Items from a data source:

● ● ●

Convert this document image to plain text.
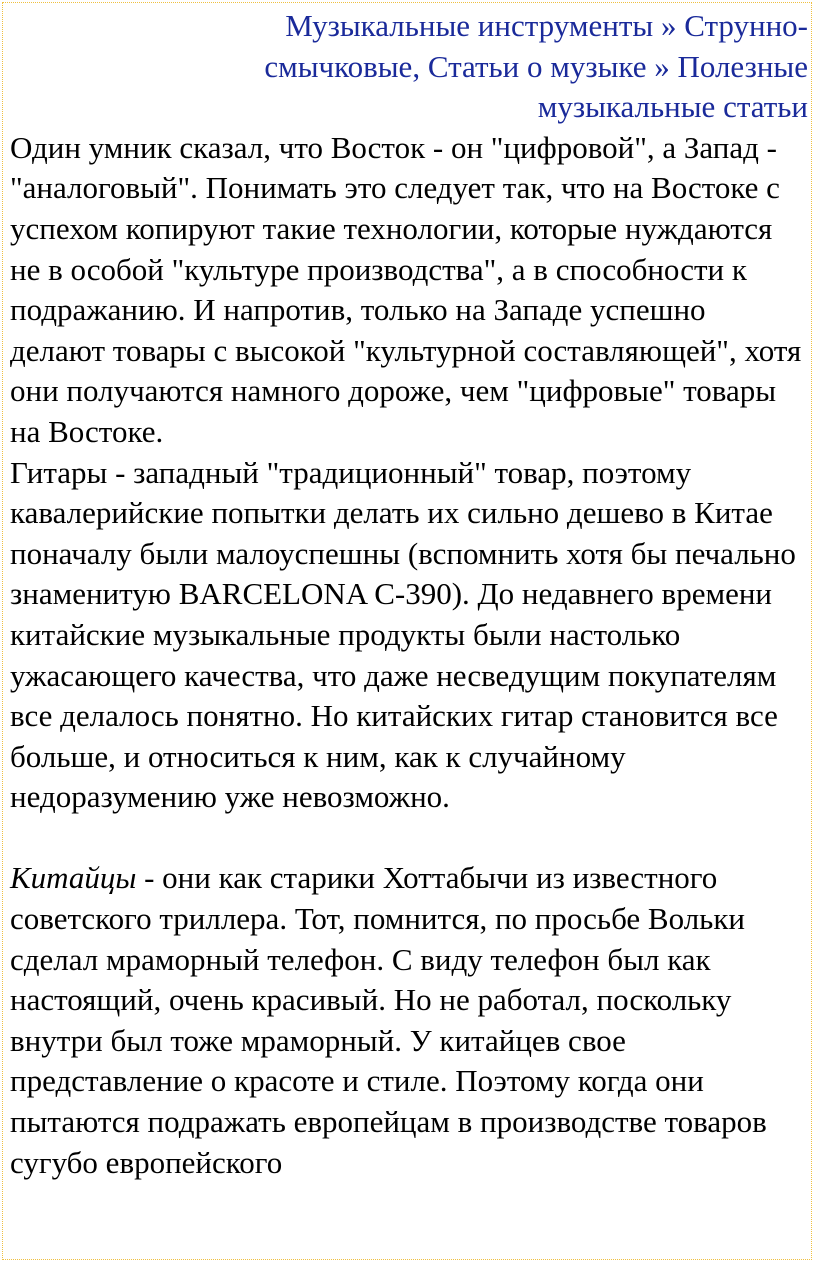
Музыкальные инструменты » Струнно-смычковые, Статьи о музыке » Полезные музыкальные статьи

Один умник сказал, что Восток - он "цифровой", а Запад - "аналоговый". Понимать это следует так, что на Востоке с успехом копируют такие технологии, которые нуждаются не в особой "культуре производства", а в способности к подражанию. И напротив, только на Западе успешно делают товары с высокой "культурной составляющей", хотя они получаются намного дороже, чем "цифровые" товары на Востоке.

Гитары - западный "традиционный" товар, поэтому кавалерийские попытки делать их сильно дешево в Китае поначалу были малоуспешны (вспомнить хотя бы печально знаменитую BARCELONA C-390). До недавнего времени китайские музыкальные продукты были настолько ужасающего качества, что даже несведущим покупателям все делалось понятно. Но китайских гитар становится все больше, и относиться к ним, как к случайному недоразумению уже невозможно.

Китайцы - они как старики Хоттабычи из известного советского триллера. Тот, помнится, по просьбе Вольки сделал мраморный телефон. С виду телефон был как настоящий, очень красивый. Но не работал, поскольку внутри был тоже мраморный. У китайцев свое представление о красоте и стиле. Поэтому когда они пытаются подражать европейцам в производстве товаров сугубо европейского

● ● ●

What the task asks: With the pictures omitted, reproduce the records in full and exactly.

Answer in full:
Convert this document image to plain text.
Музыкальные инструменты » Струнно-смычковые, Статьи о музыке » Полезные музыкальные статьи

Один умник сказал, что Восток - он "цифровой", а Запад - "аналоговый". Понимать это следует так, что на Востоке с успехом копируют такие технологии, которые нуждаются не в особой "культуре производства", а в способности к подражанию. И напротив, только на Западе успешно делают товары с высокой "культурной составляющей", хотя они получаются намного дороже, чем "цифровые" товары на Востоке.

Гитары - западный "традиционный" товар, поэтому кавалерийские попытки делать их сильно дешево в Китае поначалу были малоуспешны (вспомнить хотя бы печально знаменитую BARCELONA C-390). До недавнего времени китайские музыкальные продукты были настолько ужасающего качества, что даже несведущим покупателям все делалось понятно. Но китайских гитар становится все больше, и относиться к ним, как к случайному недоразумению уже невозможно.

Китайцы - они как старики Хоттабычи из известного советского триллера. Тот, помнится, по просьбе Вольки сделал мраморный телефон. С виду телефон был как настоящий, очень красивый. Но не работал, поскольку внутри был тоже мраморный. У китайцев свое представление о красоте и стиле. Поэтому когда они пытаются подражать европейцам в производстве товаров сугубо европейского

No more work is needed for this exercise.